Written request: List each line of the data in which the string "FISH" appears.

--- begin Records provided ---

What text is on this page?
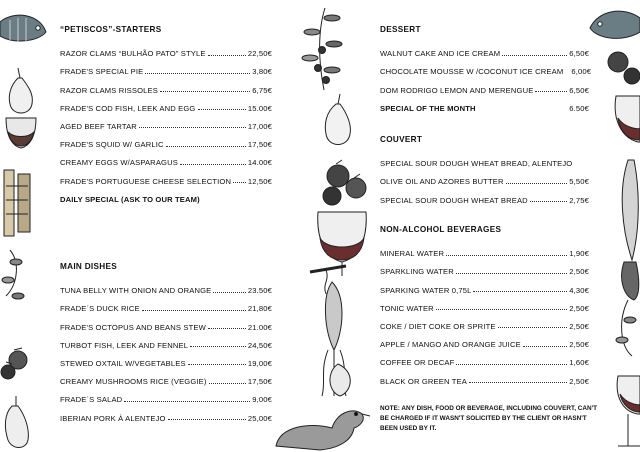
“PETISCOS”-STARTERS
RAZOR CLAMS “BULHÃO PATO” STYLE	22,50€
FRADE'S SPECIAL PIE	3,80€
RAZOR CLAMS RISSOLES	6,75€
FRADE'S COD FISH, LEEK AND EGG	15.00€
AGED BEEF TARTAR	17,00€
FRADE'S SQUID W/ GARLIC	17,50€
CREAMY EGGS W/ASPARAGUS	14.00€
FRADE'S PORTUGUESE CHEESE SELECTION 12,50€
DAILY SPECIAL (ASK TO OUR TEAM)
MAIN DISHES
TUNA BELLY WITH ONION AND ORANGE	23.50€
FRADE´S DUCK RICE	21,80€
FRADE'S OCTOPUS AND BEANS STEW	21.00€
TURBOT FISH, LEEK AND FENNEL	24,50€
STEWED OXTAIL W/VEGETABLES	19,00€
CREAMY MUSHROOMS RICE (VEGGIE)	17,50€
FRADE´S SALAD	9,00€
IBERIAN PORK À ALENTEJO	25,00€
DESSERT
WALNUT CAKE AND ICE CREAM	6,50€
CHOCOLATE MOUSSE W /COCONUT ICE CREAM 6,00€
DOM RODRIGO LEMON AND MERENGUE	6,50€
SPECIAL OF THE MONTH	6.50€
COUVERT
SPECIAL SOUR DOUGH WHEAT BREAD, ALENTEJO
OLIVE OIL AND AZORES BUTTER	5,50€
SPECIAL SOUR DOUGH WHEAT BREAD	2,75€
NON-ALCOHOL BEVERAGES
MINERAL WATER	1,90€
SPARKLING WATER	2,50€
SPARKING WATER 0,75L	4,30€
TONIC WATER	2,50€
COKE / DIET COKE OR SPRITE	2,50€
APPLE / MANGO AND ORANGE JUICE	2,50€
COFFEE OR DECAF	1,60€
BLACK OR GREEN TEA	2,50€
NOTE: ANY DISH, FOOD OR BEVERAGE, INCLUDING COUVERT, CAN'T BE CHARGED IF IT WASN'T SOLICITED BY THE CLIENT OR HASN'T BEEN USED BY IT.
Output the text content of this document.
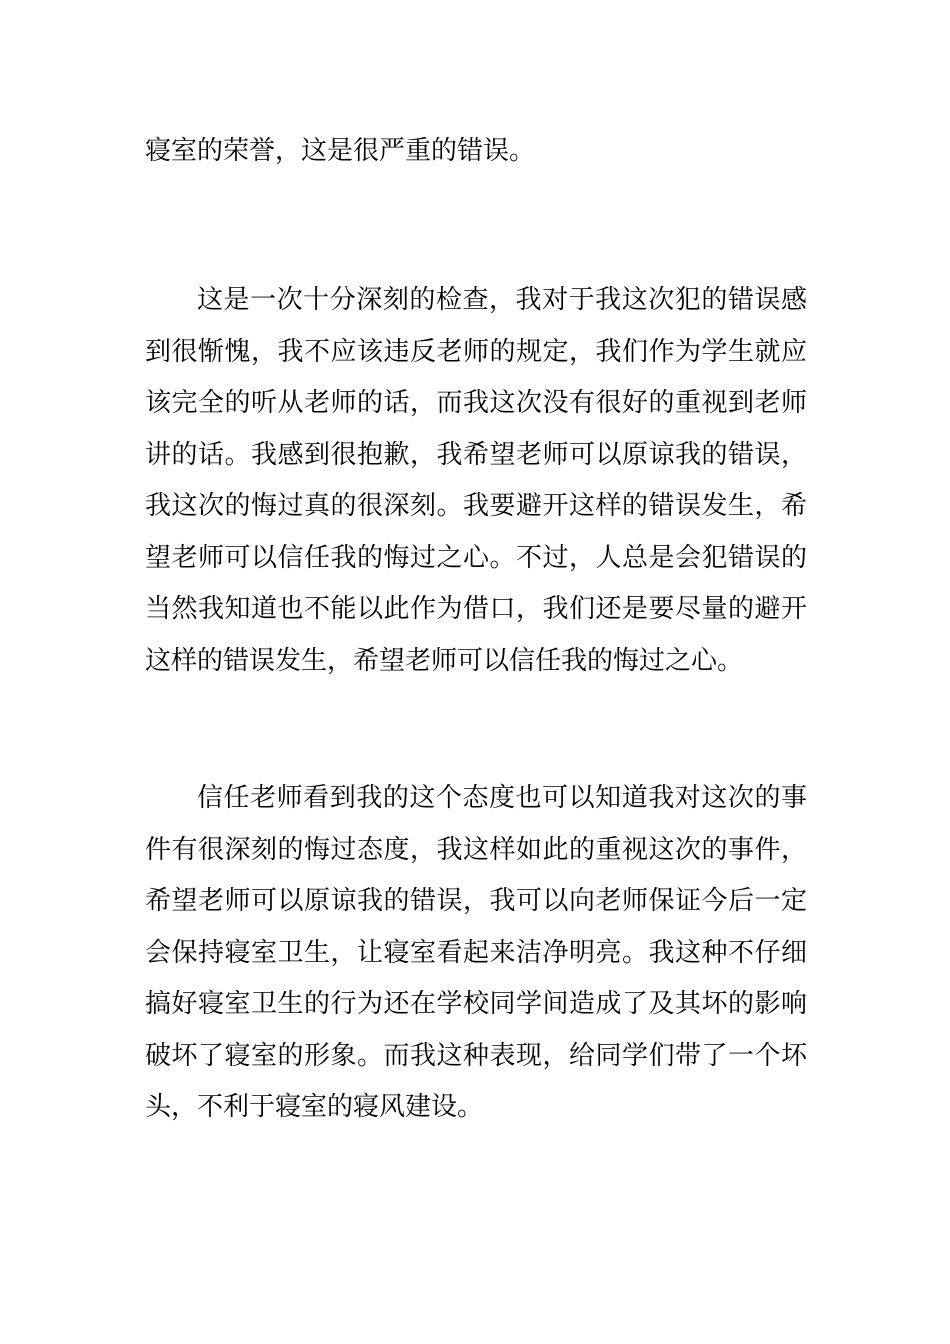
寝室的荣誉，这是很严重的错误。

这是一次十分深刻的检查，我对于我这次犯的错误感到很惭愧，我不应该违反老师的规定，我们作为学生就应该完全的听从老师的话，而我这次没有很好的重视到老师讲的话。我感到很抱歉，我希望老师可以原谅我的错误，我这次的悔过真的很深刻。我要避开这样的错误发生，希望老师可以信任我的悔过之心。不过，人总是会犯错误的当然我知道也不能以此作为借口，我们还是要尽量的避开这样的错误发生，希望老师可以信任我的悔过之心。

信任老师看到我的这个态度也可以知道我对这次的事件有很深刻的悔过态度，我这样如此的重视这次的事件，希望老师可以原谅我的错误，我可以向老师保证今后一定会保持寝室卫生，让寝室看起来洁净明亮。我这种不仔细搞好寝室卫生的行为还在学校同学间造成了及其坏的影响破坏了寝室的形象。而我这种表现，给同学们带了一个坏头，不利于寝室的寝风建设。
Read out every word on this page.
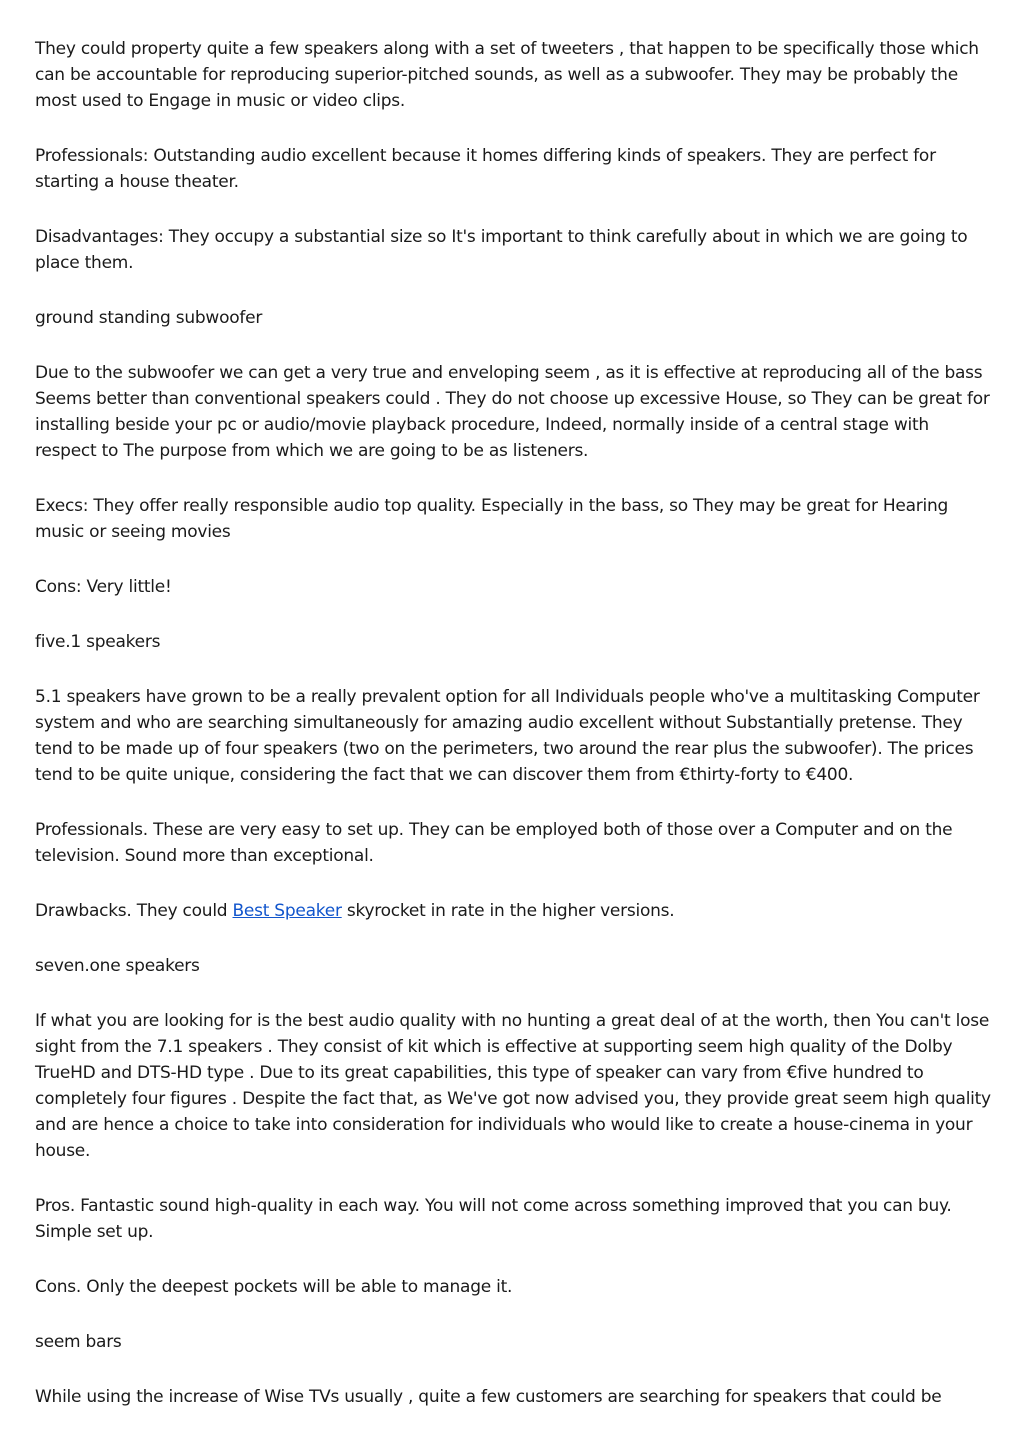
They could property quite a few speakers along with a set of tweeters , that happen to be specifically those which can be accountable for reproducing superior-pitched sounds, as well as a subwoofer. They may be probably the most used to Engage in music or video clips.

Professionals: Outstanding audio excellent because it homes differing kinds of speakers. They are perfect for starting a house theater.

Disadvantages: They occupy a substantial size so It's important to think carefully about in which we are going to place them.

ground standing subwoofer

Due to the subwoofer we can get a very true and enveloping seem , as it is effective at reproducing all of the bass Seems better than conventional speakers could . They do not choose up excessive House, so They can be great for installing beside your pc or audio/movie playback procedure, Indeed, normally inside of a central stage with respect to The purpose from which we are going to be as listeners.

Execs: They offer really responsible audio top quality. Especially in the bass, so They may be great for Hearing music or seeing movies

Cons: Very little!

five.1 speakers

5.1 speakers have grown to be a really prevalent option for all Individuals people who've a multitasking Computer system and who are searching simultaneously for amazing audio excellent without Substantially pretense. They tend to be made up of four speakers (two on the perimeters, two around the rear plus the subwoofer). The prices tend to be quite unique, considering the fact that we can discover them from €thirty-forty to €400.

Professionals. These are very easy to set up. They can be employed both of those over a Computer and on the television. Sound more than exceptional.

Drawbacks. They could Best Speaker skyrocket in rate in the higher versions.

seven.one speakers

If what you are looking for is the best audio quality with no hunting a great deal of at the worth, then You can't lose sight from the 7.1 speakers . They consist of kit which is effective at supporting seem high quality of the Dolby TrueHD and DTS-HD type . Due to its great capabilities, this type of speaker can vary from €five hundred to completely four figures . Despite the fact that, as We've got now advised you, they provide great seem high quality and are hence a choice to take into consideration for individuals who would like to create a house-cinema in your house.

Pros. Fantastic sound high-quality in each way. You will not come across something improved that you can buy. Simple set up.

Cons. Only the deepest pockets will be able to manage it.

seem bars

While using the increase of Wise TVs usually , quite a few customers are searching for speakers that could be
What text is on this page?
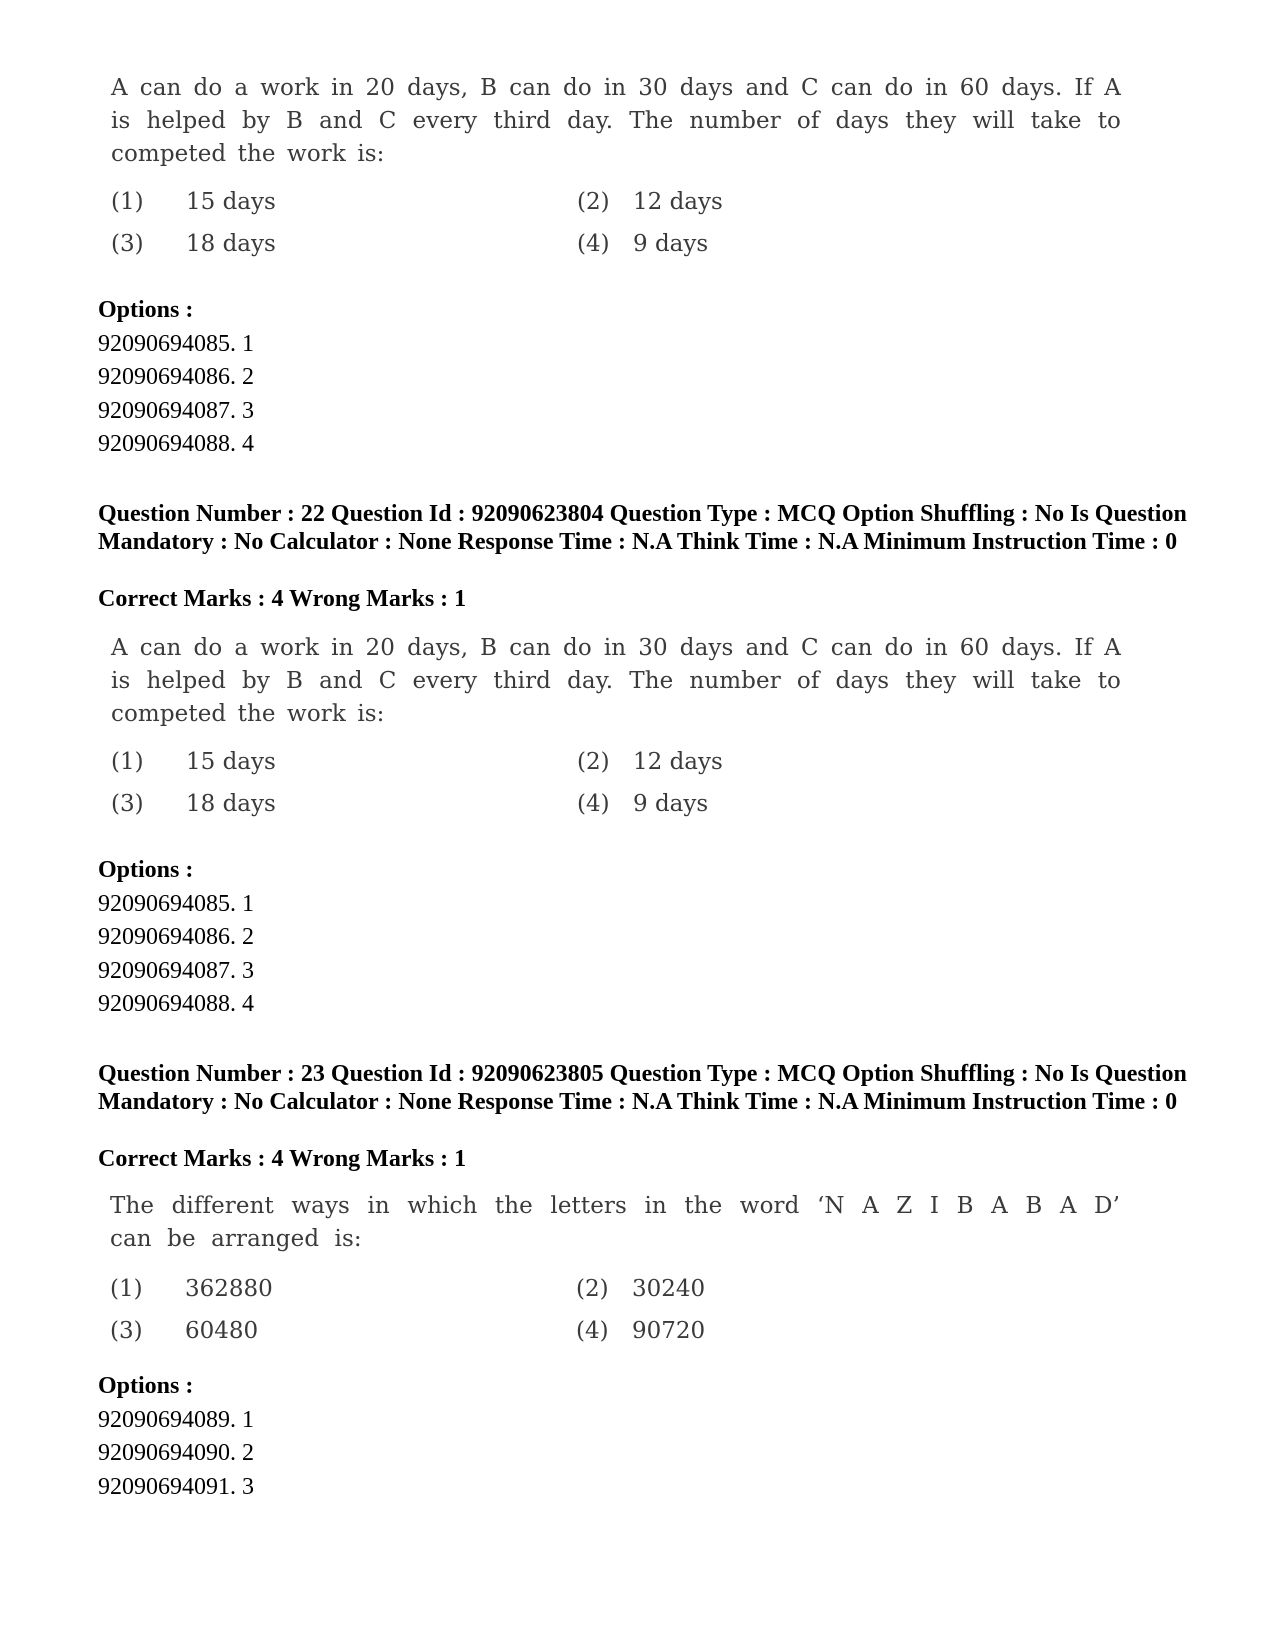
A can do a work in 20 days, B can do in 30 days and C can do in 60 days. If A is helped by B and C every third day. The number of days they will take to competed the work is:

(1)	15 days	(2)	12 days
(3)	18 days	(4)	9 days
Options :
92090694085. 1
92090694086. 2
92090694087. 3
92090694088. 4
Question Number : 22 Question Id : 92090623804 Question Type : MCQ Option Shuffling : No Is Question Mandatory : No Calculator : None Response Time : N.A Think Time : N.A Minimum Instruction Time : 0
Correct Marks : 4 Wrong Marks : 1

A can do a work in 20 days, B can do in 30 days and C can do in 60 days. If A is helped by B and C every third day. The number of days they will take to competed the work is:

(1)	15 days	(2)	12 days
(3)	18 days	(4)	9 days
Options :
92090694085. 1
92090694086. 2
92090694087. 3
92090694088. 4
Question Number : 23 Question Id : 92090623805 Question Type : MCQ Option Shuffling : No Is Question Mandatory : No Calculator : None Response Time : N.A Think Time : N.A Minimum Instruction Time : 0
Correct Marks : 4 Wrong Marks : 1

The different ways in which the letters in the word ‘N A Z I B A B A D’ can be arranged is:

(1)	362880	(2)	30240
(3)	60480	(4)	90720
Options :
92090694089. 1
92090694090. 2
92090694091. 3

--- end Records provided ---

Complete output:
FRADE'S COD FISH, LEEK AND EGG	15.00€
TURBOT FISH, LEEK AND FENNEL	24,50€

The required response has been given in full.